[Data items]
+++
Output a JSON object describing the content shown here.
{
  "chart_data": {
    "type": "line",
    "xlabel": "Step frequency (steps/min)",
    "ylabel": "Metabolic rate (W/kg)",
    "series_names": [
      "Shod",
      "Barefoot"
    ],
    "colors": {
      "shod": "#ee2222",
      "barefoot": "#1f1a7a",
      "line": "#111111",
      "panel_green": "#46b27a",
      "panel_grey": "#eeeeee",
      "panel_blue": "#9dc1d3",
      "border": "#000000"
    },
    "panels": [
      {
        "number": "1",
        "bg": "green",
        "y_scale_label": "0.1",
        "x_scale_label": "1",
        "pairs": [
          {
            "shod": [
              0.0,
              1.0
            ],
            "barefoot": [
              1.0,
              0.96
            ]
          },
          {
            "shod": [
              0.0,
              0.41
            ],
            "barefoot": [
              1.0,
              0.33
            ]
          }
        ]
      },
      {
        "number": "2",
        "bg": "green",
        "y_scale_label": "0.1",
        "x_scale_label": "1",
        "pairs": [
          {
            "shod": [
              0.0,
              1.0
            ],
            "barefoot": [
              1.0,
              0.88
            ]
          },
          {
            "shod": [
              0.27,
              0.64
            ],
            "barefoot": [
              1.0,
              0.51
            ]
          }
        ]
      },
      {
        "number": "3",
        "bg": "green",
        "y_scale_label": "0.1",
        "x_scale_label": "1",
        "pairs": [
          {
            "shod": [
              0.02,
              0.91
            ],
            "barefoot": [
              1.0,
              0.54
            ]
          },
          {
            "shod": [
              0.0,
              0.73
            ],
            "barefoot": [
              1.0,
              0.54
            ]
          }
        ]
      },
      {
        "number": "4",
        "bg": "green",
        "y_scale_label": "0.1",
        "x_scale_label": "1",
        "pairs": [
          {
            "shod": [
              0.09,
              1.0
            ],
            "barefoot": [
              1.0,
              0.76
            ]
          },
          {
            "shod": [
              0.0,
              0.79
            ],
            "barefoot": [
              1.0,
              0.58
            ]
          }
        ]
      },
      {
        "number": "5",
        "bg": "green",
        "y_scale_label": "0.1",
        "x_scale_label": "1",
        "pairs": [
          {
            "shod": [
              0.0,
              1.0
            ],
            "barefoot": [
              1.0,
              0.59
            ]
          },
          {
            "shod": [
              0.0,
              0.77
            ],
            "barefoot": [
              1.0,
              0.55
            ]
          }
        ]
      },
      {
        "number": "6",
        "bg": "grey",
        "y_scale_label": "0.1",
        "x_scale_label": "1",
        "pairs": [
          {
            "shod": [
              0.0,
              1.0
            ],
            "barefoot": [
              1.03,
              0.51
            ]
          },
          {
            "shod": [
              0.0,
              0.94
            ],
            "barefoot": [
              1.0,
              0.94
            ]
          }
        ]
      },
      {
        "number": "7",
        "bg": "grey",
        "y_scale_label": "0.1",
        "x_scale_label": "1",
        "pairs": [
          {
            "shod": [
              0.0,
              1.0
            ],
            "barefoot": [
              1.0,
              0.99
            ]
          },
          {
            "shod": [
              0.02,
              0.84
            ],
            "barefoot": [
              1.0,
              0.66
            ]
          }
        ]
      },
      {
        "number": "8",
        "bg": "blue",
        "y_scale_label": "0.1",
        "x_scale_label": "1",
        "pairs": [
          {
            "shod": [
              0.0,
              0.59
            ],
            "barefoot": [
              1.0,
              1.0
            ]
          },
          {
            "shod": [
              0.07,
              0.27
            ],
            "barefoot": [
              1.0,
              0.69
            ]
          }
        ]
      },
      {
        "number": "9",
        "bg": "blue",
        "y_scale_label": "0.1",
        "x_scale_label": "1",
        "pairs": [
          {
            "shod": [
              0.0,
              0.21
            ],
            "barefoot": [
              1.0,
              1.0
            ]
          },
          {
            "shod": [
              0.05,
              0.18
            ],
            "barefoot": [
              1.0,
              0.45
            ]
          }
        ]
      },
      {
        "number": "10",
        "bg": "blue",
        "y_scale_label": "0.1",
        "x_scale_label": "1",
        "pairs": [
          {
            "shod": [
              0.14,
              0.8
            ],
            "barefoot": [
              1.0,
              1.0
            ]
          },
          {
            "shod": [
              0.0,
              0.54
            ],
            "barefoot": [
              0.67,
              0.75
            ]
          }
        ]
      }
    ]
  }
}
+++
WHAT TO WORK ON -> Scan the material above. Copy each line where "number" occurs.

SOLUTION TO THE EXERCISE ->
        "number": "1",
        "number": "2",
        "number": "3",
        "number": "4",
        "number": "5",
        "number": "6",
        "number": "7",
        "number": "8",
        "number": "9",
        "number": "10",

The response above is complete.